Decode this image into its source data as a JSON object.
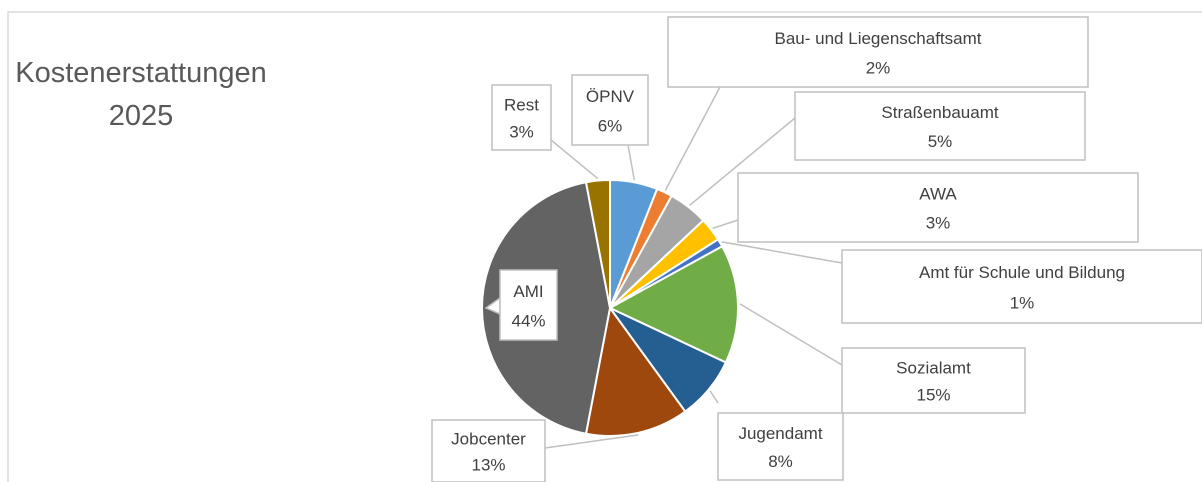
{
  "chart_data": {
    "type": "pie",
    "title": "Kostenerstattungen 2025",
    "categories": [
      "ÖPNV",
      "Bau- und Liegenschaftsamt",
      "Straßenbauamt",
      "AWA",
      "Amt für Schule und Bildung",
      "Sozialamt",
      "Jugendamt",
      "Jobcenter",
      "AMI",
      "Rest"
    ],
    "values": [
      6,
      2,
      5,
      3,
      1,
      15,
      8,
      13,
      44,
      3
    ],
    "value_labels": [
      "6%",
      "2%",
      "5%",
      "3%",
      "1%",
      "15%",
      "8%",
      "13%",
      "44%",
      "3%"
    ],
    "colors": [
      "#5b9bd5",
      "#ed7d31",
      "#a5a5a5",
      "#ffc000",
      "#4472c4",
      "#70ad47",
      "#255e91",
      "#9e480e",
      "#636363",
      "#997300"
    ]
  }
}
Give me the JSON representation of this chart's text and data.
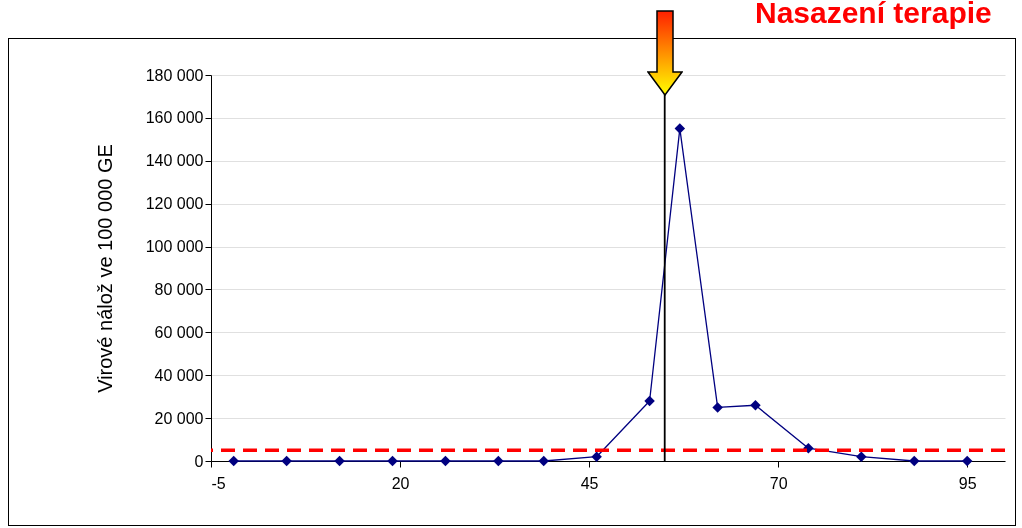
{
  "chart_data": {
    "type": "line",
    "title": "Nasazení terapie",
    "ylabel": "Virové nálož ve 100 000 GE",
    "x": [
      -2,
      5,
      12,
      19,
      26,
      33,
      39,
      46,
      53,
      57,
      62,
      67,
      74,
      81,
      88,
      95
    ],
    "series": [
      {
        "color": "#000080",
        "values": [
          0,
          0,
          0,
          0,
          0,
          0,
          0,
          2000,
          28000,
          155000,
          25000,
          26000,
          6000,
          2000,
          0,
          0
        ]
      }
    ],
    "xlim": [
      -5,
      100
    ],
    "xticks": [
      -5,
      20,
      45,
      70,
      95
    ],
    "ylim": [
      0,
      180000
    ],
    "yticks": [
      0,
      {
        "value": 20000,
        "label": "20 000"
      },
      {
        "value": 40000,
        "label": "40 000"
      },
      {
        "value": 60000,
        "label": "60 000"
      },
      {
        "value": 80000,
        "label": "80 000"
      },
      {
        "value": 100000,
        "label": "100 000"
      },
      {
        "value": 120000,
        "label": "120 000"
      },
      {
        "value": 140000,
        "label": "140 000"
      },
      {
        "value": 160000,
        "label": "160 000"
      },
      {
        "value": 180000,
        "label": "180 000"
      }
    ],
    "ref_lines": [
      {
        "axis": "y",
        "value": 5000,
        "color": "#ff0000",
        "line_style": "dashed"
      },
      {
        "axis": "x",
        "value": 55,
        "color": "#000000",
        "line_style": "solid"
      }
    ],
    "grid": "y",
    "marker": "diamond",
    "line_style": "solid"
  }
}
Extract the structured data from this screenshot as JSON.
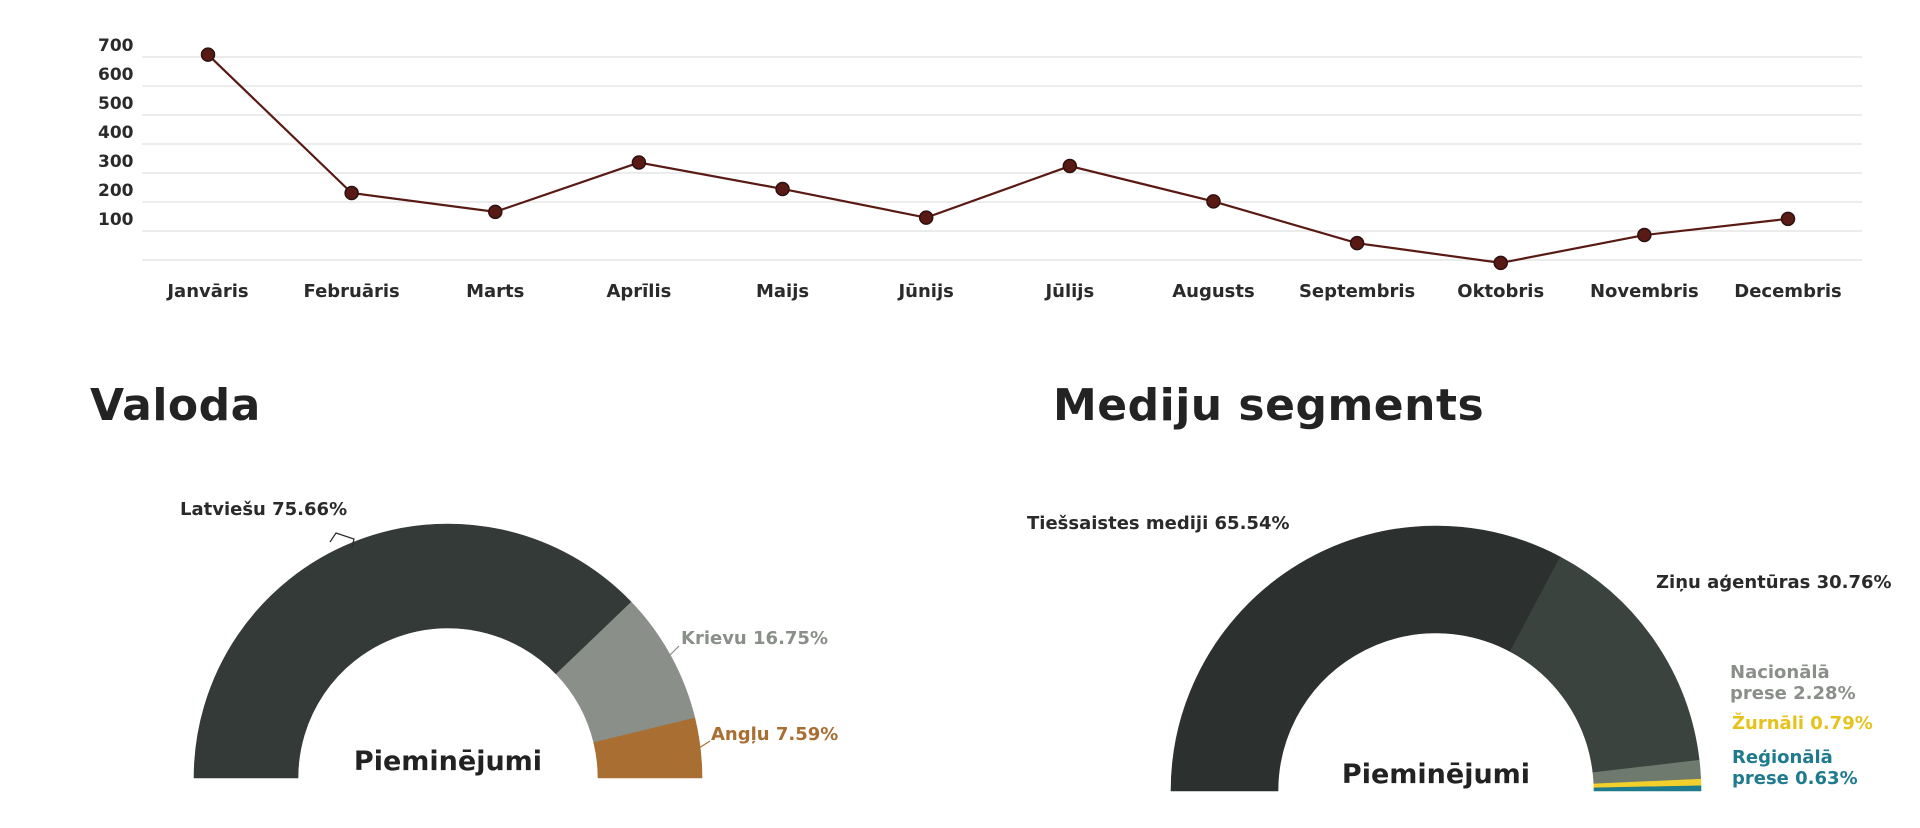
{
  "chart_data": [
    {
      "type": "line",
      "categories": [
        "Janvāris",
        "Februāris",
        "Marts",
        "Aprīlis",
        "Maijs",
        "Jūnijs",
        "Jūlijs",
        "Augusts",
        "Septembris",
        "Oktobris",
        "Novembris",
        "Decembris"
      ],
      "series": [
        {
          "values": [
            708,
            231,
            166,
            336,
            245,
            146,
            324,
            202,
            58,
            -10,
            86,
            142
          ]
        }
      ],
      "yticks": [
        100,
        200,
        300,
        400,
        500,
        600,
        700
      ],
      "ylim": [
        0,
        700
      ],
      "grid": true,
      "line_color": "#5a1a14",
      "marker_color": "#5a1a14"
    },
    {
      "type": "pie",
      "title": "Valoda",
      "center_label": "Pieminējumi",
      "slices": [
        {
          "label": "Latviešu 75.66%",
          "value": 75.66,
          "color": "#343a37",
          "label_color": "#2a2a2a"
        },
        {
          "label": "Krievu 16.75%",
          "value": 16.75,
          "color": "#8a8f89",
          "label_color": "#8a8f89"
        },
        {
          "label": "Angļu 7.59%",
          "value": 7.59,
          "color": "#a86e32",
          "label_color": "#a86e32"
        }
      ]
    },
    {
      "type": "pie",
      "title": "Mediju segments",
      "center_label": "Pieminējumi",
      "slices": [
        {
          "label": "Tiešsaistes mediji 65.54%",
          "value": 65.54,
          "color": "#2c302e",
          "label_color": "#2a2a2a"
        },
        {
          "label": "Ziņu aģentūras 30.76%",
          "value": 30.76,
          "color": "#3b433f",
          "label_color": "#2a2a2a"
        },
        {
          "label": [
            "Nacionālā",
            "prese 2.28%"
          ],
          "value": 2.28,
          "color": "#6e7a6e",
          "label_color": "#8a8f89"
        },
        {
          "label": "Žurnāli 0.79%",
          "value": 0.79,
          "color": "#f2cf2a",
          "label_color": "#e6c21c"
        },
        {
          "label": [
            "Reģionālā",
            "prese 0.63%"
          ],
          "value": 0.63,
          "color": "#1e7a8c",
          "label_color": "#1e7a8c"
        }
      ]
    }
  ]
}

○ ○ ○

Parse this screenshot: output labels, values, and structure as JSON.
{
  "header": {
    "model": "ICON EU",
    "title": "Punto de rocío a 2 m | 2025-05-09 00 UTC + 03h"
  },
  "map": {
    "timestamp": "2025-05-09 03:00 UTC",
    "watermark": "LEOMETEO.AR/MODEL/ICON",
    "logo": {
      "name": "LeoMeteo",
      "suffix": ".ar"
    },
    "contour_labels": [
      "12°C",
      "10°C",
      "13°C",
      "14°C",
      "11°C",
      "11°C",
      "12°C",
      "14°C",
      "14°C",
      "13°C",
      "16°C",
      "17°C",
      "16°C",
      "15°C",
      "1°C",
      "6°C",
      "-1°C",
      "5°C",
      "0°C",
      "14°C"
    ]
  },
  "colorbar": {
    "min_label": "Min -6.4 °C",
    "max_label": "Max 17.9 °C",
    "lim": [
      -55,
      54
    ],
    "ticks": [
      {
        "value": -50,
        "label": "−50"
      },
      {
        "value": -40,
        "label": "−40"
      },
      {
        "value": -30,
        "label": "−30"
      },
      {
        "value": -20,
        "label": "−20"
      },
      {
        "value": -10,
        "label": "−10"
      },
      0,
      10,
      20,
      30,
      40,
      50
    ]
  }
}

○ ○ ○

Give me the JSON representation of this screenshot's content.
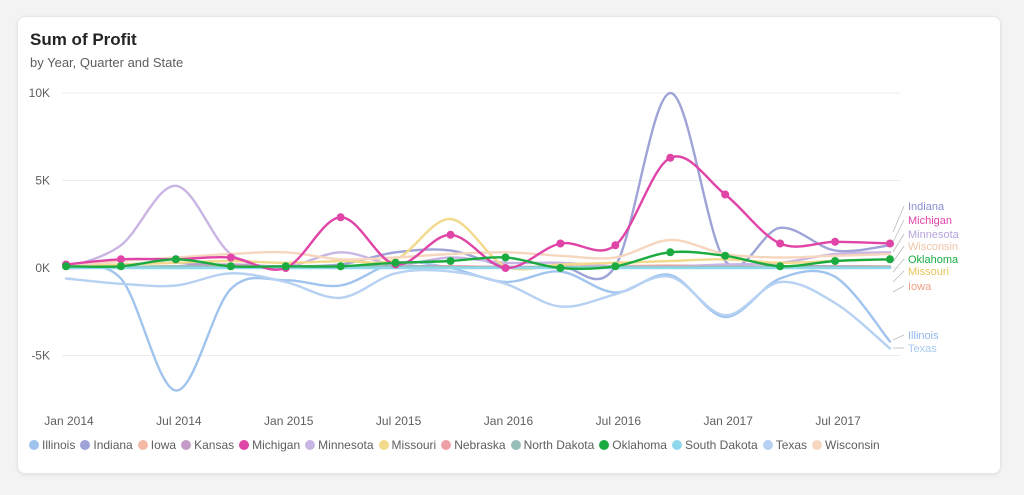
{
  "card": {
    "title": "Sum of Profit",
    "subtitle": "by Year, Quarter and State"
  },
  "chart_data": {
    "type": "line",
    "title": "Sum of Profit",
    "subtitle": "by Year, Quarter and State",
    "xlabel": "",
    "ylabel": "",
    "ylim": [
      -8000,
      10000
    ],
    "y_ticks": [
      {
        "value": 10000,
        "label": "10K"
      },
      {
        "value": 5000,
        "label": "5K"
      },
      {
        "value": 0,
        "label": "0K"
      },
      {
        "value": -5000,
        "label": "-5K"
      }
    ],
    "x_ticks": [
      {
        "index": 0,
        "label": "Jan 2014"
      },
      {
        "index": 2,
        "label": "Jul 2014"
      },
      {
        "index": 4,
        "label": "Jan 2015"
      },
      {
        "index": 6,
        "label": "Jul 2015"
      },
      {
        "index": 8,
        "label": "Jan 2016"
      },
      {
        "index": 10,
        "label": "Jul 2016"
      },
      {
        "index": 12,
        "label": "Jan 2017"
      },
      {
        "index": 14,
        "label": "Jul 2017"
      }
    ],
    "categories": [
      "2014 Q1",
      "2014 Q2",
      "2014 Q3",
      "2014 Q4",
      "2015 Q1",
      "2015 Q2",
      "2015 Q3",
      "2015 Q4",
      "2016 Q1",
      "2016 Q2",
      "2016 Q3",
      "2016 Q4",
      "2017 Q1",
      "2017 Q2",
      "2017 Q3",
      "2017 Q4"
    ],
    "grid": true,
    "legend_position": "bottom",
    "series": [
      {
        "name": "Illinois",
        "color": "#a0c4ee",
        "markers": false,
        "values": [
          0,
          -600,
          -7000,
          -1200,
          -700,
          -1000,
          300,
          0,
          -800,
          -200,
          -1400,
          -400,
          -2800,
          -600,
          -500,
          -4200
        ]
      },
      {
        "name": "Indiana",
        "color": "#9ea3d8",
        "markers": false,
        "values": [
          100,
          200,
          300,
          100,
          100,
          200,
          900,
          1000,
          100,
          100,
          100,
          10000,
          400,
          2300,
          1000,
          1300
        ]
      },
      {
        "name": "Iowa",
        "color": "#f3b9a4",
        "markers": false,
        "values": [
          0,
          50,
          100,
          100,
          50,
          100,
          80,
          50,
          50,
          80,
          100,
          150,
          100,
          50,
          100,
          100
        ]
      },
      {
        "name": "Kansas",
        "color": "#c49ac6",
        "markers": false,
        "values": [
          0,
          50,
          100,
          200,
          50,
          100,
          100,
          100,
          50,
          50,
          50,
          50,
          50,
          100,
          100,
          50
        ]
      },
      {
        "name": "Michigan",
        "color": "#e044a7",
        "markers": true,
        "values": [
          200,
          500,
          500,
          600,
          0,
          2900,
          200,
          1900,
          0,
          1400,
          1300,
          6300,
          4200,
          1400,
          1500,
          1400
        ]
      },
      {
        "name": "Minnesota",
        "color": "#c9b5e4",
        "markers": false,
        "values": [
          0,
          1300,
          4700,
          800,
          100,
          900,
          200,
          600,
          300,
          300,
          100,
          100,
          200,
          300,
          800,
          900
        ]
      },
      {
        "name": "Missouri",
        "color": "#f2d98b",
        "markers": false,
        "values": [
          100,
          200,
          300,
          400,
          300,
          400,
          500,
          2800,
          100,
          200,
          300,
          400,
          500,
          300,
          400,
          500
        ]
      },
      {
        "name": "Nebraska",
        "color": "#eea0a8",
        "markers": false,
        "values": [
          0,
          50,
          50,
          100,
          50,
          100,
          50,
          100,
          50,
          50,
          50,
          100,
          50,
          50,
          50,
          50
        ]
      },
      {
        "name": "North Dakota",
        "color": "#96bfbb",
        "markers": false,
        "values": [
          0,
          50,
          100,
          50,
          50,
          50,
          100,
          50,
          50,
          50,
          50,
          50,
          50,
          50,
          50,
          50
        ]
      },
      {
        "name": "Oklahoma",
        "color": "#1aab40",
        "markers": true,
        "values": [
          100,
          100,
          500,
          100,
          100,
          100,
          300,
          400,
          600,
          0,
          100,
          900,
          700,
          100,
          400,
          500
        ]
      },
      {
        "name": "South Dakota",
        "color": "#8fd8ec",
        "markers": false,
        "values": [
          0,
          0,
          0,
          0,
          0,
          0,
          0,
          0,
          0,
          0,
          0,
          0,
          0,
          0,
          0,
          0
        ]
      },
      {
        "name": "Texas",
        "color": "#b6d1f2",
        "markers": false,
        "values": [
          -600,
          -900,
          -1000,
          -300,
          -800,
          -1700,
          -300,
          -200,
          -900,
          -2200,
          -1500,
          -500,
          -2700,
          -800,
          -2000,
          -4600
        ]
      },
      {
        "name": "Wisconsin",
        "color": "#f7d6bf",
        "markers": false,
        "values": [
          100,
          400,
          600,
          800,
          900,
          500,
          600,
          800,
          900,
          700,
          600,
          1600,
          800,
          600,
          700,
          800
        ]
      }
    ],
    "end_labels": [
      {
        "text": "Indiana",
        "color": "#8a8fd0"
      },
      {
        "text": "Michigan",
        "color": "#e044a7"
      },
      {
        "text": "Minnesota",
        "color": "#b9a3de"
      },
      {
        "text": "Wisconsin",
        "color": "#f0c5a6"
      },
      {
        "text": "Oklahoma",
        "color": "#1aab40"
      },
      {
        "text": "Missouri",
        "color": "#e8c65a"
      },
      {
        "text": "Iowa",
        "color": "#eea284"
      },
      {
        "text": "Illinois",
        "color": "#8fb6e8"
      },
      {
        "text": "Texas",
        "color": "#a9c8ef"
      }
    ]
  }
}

○ ○ ○

What the task requires »
Return from the data every line that holds "this".

Answer below »
Decode this image into its source data as a JSON object.
Give me the JSON representation of this chart's text and data.
Extract the structured data from this screenshot as JSON.
Parse this screenshot: output labels, values, and structure as JSON.
Give me the JSON representation of this screenshot's content.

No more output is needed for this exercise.